**PROBLEM STATEMENT**
Copy every entry exactly.
---------------
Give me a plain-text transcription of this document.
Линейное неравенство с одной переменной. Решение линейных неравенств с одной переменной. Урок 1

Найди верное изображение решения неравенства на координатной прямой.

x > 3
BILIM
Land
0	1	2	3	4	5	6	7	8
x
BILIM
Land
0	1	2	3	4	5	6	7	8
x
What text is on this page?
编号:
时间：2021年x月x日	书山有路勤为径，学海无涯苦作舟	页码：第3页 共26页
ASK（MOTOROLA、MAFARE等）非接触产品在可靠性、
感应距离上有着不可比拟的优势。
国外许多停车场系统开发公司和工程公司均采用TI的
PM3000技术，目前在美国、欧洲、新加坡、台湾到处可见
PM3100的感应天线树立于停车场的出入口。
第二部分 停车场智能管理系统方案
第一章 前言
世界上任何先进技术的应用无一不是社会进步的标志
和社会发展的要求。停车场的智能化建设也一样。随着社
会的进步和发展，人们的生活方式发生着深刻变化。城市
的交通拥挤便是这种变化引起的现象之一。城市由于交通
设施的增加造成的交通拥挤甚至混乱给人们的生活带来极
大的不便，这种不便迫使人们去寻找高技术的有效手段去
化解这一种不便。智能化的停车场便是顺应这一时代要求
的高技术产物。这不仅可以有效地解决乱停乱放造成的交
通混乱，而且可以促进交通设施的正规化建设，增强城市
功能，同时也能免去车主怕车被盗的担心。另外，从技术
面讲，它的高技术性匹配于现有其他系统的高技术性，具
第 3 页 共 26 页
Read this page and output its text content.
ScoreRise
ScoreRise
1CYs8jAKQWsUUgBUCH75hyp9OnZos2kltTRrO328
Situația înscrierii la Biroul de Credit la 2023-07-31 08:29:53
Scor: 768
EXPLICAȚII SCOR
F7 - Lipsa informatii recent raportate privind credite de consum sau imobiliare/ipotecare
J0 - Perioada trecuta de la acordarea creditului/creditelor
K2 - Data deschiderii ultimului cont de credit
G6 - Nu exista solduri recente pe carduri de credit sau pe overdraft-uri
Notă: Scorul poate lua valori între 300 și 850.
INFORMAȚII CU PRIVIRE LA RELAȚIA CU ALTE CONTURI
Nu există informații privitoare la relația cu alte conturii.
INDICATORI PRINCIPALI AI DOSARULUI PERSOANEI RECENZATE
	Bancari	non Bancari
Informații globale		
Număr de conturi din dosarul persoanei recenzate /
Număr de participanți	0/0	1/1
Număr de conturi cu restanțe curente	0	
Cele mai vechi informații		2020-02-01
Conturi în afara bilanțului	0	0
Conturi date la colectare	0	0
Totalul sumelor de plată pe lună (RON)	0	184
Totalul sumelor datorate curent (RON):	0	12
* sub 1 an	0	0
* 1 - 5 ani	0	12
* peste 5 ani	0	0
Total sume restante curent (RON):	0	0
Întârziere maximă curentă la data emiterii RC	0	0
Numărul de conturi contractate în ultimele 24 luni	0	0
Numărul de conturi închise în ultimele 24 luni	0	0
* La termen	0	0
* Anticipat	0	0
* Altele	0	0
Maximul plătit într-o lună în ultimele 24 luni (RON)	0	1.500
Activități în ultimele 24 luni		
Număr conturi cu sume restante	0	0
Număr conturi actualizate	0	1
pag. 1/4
---------------
**ANSWER TO THIS TASK**
Give me a plain-text transcription of this document.
Линейное неравенство с одной переменной. Решение линейных неравенств с одной переменной. Урок 1

Найди верное изображение решения неравенства на координатной прямой.

x > 3
BILIM
Land
0	1	2	3	4	5	6	7	8
x
BILIM
Land
0	1	2	3	4	5	6	7	8
x
What text is on this page?
编号:
时间：2021年x月x日	书山有路勤为径，学海无涯苦作舟	页码：第3页 共26页
ASK（MOTOROLA、MAFARE等）非接触产品在可靠性、
感应距离上有着不可比拟的优势。
国外许多停车场系统开发公司和工程公司均采用TI的
PM3000技术，目前在美国、欧洲、新加坡、台湾到处可见
PM3100的感应天线树立于停车场的出入口。
第二部分 停车场智能管理系统方案
第一章 前言
世界上任何先进技术的应用无一不是社会进步的标志
和社会发展的要求。停车场的智能化建设也一样。随着社
会的进步和发展，人们的生活方式发生着深刻变化。城市
的交通拥挤便是这种变化引起的现象之一。城市由于交通
设施的增加造成的交通拥挤甚至混乱给人们的生活带来极
大的不便，这种不便迫使人们去寻找高技术的有效手段去
化解这一种不便。智能化的停车场便是顺应这一时代要求
的高技术产物。这不仅可以有效地解决乱停乱放造成的交
通混乱，而且可以促进交通设施的正规化建设，增强城市
功能，同时也能免去车主怕车被盗的担心。另外，从技术
面讲，它的高技术性匹配于现有其他系统的高技术性，具
第 3 页 共 26 页
Read this page and output its text content.
ScoreRise
ScoreRise
1CYs8jAKQWsUUgBUCH75hyp9OnZos2kltTRrO328
Situația înscrierii la Biroul de Credit la 2023-07-31 08:29:53
Scor: 768
EXPLICAȚII SCOR
F7 - Lipsa informatii recent raportate privind credite de consum sau imobiliare/ipotecare
J0 - Perioada trecuta de la acordarea creditului/creditelor
K2 - Data deschiderii ultimului cont de credit
G6 - Nu exista solduri recente pe carduri de credit sau pe overdraft-uri
Notă: Scorul poate lua valori între 300 și 850.
INFORMAȚII CU PRIVIRE LA RELAȚIA CU ALTE CONTURI
Nu există informații privitoare la relația cu alte conturii.
INDICATORI PRINCIPALI AI DOSARULUI PERSOANEI RECENZATE
	Bancari	non Bancari
Informații globale		
Număr de conturi din dosarul persoanei recenzate /
Număr de participanți	0/0	1/1
Număr de conturi cu restanțe curente	0	
Cele mai vechi informații		2020-02-01
Conturi în afara bilanțului	0	0
Conturi date la colectare	0	0
Totalul sumelor de plată pe lună (RON)	0	184
Totalul sumelor datorate curent (RON):	0	12
* sub 1 an	0	0
* 1 - 5 ani	0	12
* peste 5 ani	0	0
Total sume restante curent (RON):	0	0
Întârziere maximă curentă la data emiterii RC	0	0
Numărul de conturi contractate în ultimele 24 luni	0	0
Numărul de conturi închise în ultimele 24 luni	0	0
* La termen	0	0
* Anticipat	0	0
* Altele	0	0
Maximul plătit într-o lună în ultimele 24 luni (RON)	0	1.500
Activități în ultimele 24 luni		
Număr conturi cu sume restante	0	0
Număr conturi actualizate	0	1
pag. 1/4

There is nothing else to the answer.